* Start Dataset extract *
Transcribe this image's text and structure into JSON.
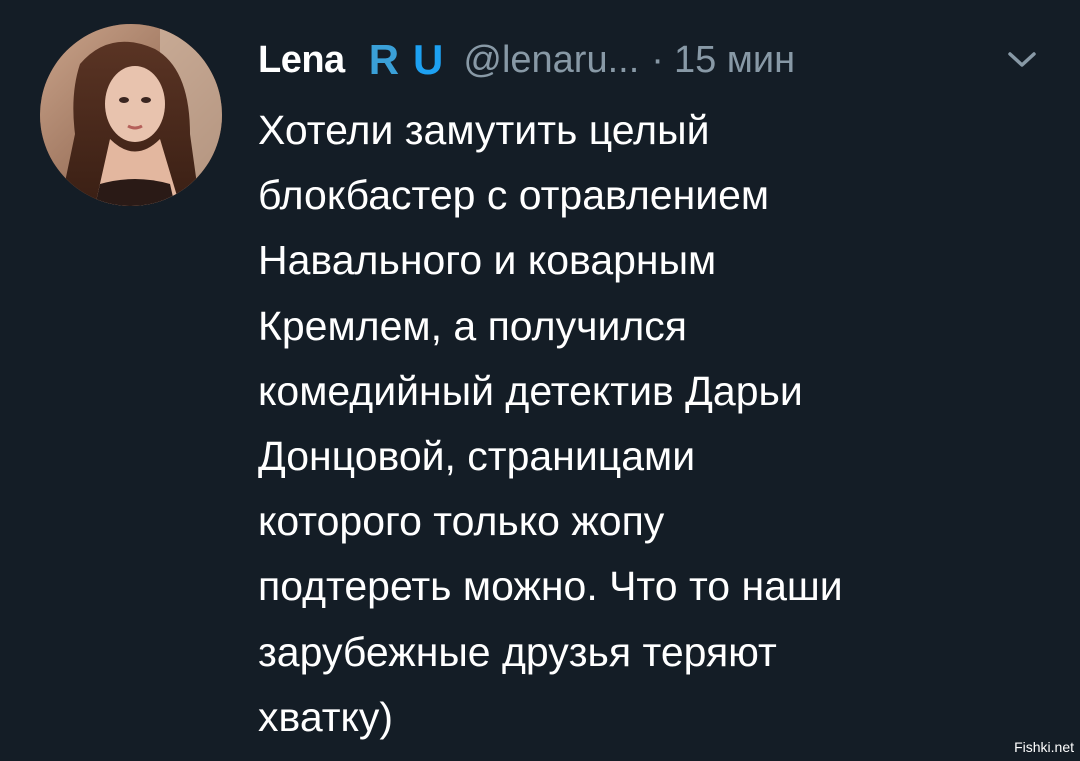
{
  "tweet": {
    "author_name": "Lena",
    "flag_letters": [
      "R",
      "U"
    ],
    "handle": "@lenaru...",
    "separator": "·",
    "time": "15 мин",
    "menu_icon": "chevron-down-icon",
    "body_lines": [
      "Хотели замутить целый",
      "блокбастер с отравлением",
      "Навального и коварным",
      "Кремлем, а получился",
      "комедийный детектив Дарьи",
      "Донцовой, страницами",
      "которого только жопу",
      "подтереть можно. Что то наши",
      "зарубежные друзья теряют",
      "хватку)"
    ]
  },
  "watermark": "Fishki.net",
  "colors": {
    "background": "#141d26",
    "text": "#ffffff",
    "muted": "#8899a6",
    "flag_blue": "#1da1f2"
  }
}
* End Dataset extract *
- [Your instructions]
Repeat the material above verbatim. Leave the pictures behind.

- [Result of the exercise]
Transcribe this image's text and structure into JSON.
{
  "tweet": {
    "author_name": "Lena",
    "flag_letters": [
      "R",
      "U"
    ],
    "handle": "@lenaru...",
    "separator": "·",
    "time": "15 мин",
    "menu_icon": "chevron-down-icon",
    "body_lines": [
      "Хотели замутить целый",
      "блокбастер с отравлением",
      "Навального и коварным",
      "Кремлем, а получился",
      "комедийный детектив Дарьи",
      "Донцовой, страницами",
      "которого только жопу",
      "подтереть можно. Что то наши",
      "зарубежные друзья теряют",
      "хватку)"
    ]
  },
  "watermark": "Fishki.net",
  "colors": {
    "background": "#141d26",
    "text": "#ffffff",
    "muted": "#8899a6",
    "flag_blue": "#1da1f2"
  }
}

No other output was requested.